Activity :: In your reply, print every line of the listing exactly and omit all images.
- - - - - - -
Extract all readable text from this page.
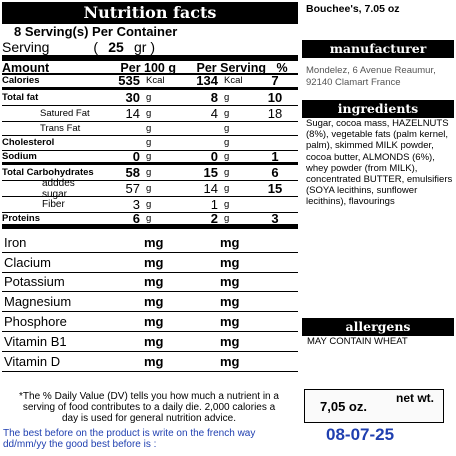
Nutrition facts
8 Serving(s) Per Container
Serving	( 25 gr )
Amount	Per 100 g	Per Serving %
Calories	535 Kcal	134 Kcal	7
Total fat	30 g	8 g	10
Satured Fat	14 g	4 g	18
Trans Fat	g	g
Cholesterol	g	g
Sodium	0 g	0 g	1
Total Carbohydrates	58 g	15 g	6
adddes sugar	57 g	14 g	15
Fiber	3 g	1 g
Proteins	6 g	2 g	3
Iron	mg	mg
Clacium	mg	mg
Potassium	mg	mg
Magnesium	mg	mg
Phosphore	mg	mg
Vitamin B1	mg	mg
Vitamin D	mg	mg
*The % Daily Value (DV) tells you how much a nutrient in a serving of food contributes to a daily die. 2,000 calories a day is used for general nutrition advice.
The best before on the product is write on the french way dd/mm/yy the good best before is :
Bouchee's, 7.05 oz
manufacturer
Mondelez, 6 Avenue Reaumur, 92140 Clamart France
ingredients
Sugar, cocoa mass, HAZELNUTS (8%), vegetable fats (palm kernel, palm), skimmed MILK powder, cocoa butter, ALMONDS (6%), whey powder (from MILK), concentrated BUTTER, emulsifiers (SOYA lecithins, sunflower lecithins), flavourings
allergens
MAY CONTAIN WHEAT
7,05 oz.
net wt.
08-07-25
- - - - - - -
Answer space ::
Extract all readable text from this page.
Nutrition facts
8 Serving(s) Per Container
Serving	( 25 gr )
Amount	Per 100 g	Per Serving %
Calories	535 Kcal	134 Kcal	7
Total fat	30 g	8 g	10
Satured Fat	14 g	4 g	18
Trans Fat	g	g
Cholesterol	g	g
Sodium	0 g	0 g	1
Total Carbohydrates	58 g	15 g	6
adddes sugar	57 g	14 g	15
Fiber	3 g	1 g
Proteins	6 g	2 g	3
Iron	mg	mg
Clacium	mg	mg
Potassium	mg	mg
Magnesium	mg	mg
Phosphore	mg	mg
Vitamin B1	mg	mg
Vitamin D	mg	mg
*The % Daily Value (DV) tells you how much a nutrient in a serving of food contributes to a daily die. 2,000 calories a day is used for general nutrition advice.
The best before on the product is write on the french way dd/mm/yy the good best before is :
Bouchee's, 7.05 oz
manufacturer
Mondelez, 6 Avenue Reaumur, 92140 Clamart France
ingredients
Sugar, cocoa mass, HAZELNUTS (8%), vegetable fats (palm kernel, palm), skimmed MILK powder, cocoa butter, ALMONDS (6%), whey powder (from MILK), concentrated BUTTER, emulsifiers (SOYA lecithins, sunflower lecithins), flavourings
allergens
MAY CONTAIN WHEAT
7,05 oz.
net wt.
08-07-25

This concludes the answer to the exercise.